▸ **WRITTEN PROBLEM**
From the material below, list every line containing "this".

▸ **THE INPUT**

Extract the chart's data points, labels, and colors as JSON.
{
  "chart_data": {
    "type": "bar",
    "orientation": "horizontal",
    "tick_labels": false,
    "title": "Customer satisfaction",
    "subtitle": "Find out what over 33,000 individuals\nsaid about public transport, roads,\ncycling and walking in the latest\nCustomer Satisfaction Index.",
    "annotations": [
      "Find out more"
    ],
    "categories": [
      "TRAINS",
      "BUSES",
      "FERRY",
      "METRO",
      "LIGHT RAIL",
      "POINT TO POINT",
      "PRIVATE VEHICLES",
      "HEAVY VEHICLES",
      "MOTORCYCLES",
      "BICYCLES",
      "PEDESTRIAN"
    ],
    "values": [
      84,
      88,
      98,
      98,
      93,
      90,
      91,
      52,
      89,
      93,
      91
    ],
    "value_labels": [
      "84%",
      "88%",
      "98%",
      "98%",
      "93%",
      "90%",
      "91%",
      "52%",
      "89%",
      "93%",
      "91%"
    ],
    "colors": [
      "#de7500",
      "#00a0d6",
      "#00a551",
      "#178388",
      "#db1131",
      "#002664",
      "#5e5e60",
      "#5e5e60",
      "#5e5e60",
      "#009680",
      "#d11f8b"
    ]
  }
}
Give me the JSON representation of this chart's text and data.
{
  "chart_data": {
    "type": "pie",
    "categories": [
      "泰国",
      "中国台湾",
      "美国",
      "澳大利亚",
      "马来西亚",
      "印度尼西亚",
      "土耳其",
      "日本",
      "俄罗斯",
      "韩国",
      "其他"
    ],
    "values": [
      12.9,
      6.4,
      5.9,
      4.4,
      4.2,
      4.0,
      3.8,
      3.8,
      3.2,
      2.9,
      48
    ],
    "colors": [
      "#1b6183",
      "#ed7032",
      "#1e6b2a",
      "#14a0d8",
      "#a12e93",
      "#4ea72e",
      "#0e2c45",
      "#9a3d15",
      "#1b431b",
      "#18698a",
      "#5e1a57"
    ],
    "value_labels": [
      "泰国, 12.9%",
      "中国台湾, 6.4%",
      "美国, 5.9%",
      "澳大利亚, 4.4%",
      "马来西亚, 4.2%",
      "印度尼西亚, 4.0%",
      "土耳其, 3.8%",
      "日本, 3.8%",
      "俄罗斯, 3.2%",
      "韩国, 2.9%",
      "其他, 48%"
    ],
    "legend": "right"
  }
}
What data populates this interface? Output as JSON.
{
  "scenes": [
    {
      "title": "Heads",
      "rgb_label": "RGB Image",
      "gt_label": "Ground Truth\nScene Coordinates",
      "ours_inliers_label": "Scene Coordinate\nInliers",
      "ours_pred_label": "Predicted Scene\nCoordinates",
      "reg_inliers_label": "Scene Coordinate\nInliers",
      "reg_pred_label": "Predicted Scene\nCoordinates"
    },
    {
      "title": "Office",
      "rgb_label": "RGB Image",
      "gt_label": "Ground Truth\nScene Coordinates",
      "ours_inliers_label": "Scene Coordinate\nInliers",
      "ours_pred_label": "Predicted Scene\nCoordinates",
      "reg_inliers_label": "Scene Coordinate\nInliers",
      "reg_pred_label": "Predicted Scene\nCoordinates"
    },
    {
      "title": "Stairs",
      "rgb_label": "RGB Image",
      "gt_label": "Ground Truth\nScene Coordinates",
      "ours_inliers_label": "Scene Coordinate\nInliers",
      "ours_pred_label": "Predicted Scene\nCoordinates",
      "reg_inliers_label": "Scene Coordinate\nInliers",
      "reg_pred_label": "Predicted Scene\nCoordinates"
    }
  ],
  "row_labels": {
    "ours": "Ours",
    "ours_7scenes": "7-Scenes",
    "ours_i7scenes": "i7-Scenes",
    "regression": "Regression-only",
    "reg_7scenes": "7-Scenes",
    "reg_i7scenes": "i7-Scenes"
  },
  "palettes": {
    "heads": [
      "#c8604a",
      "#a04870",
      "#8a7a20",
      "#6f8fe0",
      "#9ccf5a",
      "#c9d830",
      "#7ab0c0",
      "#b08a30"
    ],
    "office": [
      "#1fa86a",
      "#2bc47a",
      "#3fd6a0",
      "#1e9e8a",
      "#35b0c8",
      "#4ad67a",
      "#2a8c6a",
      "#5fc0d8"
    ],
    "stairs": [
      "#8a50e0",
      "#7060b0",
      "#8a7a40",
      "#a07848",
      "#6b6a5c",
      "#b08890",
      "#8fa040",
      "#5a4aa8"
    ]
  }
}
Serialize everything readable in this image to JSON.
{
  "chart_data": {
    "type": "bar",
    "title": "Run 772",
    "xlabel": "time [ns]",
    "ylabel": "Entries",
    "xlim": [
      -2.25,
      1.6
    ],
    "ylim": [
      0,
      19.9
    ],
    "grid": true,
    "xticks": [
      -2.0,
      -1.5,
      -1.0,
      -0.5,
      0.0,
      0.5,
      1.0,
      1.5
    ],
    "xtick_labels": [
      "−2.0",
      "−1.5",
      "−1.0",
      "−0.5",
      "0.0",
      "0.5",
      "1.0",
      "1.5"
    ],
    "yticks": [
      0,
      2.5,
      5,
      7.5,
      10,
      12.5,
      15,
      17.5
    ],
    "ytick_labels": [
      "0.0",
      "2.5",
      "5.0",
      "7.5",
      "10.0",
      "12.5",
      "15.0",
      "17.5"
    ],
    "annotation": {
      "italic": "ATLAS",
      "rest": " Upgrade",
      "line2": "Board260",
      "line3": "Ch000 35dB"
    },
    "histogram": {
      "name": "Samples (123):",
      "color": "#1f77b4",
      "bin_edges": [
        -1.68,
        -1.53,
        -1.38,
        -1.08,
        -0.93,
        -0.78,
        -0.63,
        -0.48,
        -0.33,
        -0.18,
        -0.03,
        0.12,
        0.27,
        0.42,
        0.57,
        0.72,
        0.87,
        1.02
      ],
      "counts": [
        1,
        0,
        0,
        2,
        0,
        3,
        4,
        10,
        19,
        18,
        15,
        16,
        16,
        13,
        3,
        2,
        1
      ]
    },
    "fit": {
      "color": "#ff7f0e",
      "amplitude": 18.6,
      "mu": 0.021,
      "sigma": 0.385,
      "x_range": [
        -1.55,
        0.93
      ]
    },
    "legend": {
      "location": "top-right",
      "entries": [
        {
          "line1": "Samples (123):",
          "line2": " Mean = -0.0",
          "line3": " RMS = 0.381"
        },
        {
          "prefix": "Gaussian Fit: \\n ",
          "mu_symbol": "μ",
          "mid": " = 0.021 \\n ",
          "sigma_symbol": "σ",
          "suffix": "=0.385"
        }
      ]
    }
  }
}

▸ **FULL OUTPUT**
Give me the JSON representation of this chart's text and data.
What data populates this interface? Output as JSON.
Serialize everything readable in this image to JSON.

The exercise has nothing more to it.